<<<<

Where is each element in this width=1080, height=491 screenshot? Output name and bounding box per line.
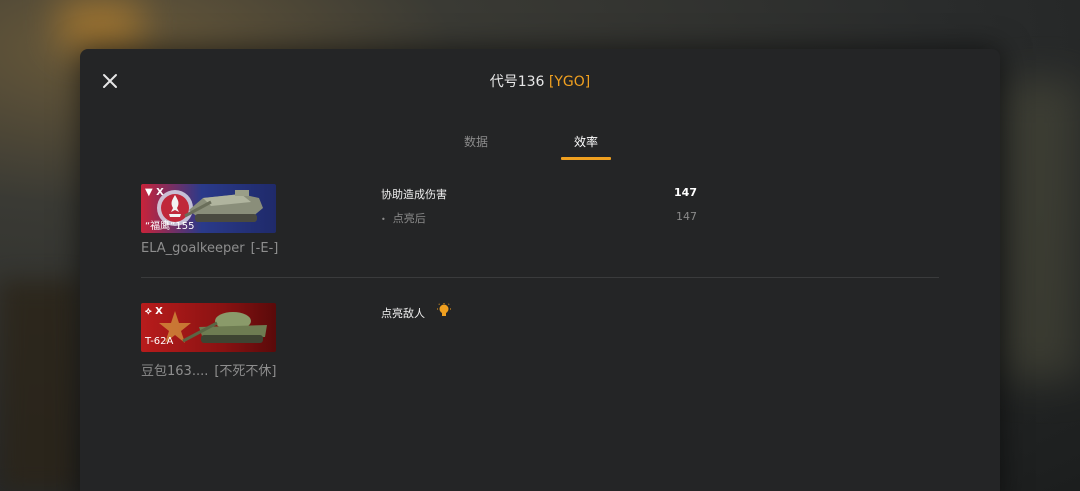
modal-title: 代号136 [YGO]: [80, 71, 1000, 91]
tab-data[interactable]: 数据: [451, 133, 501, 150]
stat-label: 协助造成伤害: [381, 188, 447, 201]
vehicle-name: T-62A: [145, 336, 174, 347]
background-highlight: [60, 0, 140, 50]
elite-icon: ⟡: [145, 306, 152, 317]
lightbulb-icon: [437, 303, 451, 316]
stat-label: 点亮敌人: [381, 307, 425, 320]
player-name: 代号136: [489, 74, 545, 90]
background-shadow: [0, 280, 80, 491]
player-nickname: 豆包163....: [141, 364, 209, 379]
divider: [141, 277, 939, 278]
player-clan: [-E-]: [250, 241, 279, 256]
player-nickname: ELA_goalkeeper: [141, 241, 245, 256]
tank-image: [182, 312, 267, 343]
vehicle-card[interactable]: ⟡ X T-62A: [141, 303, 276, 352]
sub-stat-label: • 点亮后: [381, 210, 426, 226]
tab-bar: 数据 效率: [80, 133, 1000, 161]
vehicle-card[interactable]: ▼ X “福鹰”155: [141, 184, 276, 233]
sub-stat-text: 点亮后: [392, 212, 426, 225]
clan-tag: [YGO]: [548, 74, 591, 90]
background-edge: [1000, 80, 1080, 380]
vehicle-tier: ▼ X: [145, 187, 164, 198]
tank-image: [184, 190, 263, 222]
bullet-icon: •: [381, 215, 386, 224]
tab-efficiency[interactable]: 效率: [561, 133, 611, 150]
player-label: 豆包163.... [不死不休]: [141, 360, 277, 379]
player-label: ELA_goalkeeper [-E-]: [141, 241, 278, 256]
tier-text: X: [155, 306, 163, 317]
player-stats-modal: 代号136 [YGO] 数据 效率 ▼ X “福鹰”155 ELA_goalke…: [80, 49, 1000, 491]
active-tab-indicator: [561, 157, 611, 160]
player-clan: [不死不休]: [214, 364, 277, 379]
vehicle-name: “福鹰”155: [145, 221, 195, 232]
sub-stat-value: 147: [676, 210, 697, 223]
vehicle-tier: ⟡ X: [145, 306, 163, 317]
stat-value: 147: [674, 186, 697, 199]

>>>>

Locate each line in the entries above that contains the string "clan", treating uppercase and lowercase letters as different, and copy those lines.

player-clan: [-E-]: [250, 241, 279, 256]
clan-tag: [YGO]: [548, 74, 591, 90]
player-clan: [不死不休]: [214, 364, 277, 379]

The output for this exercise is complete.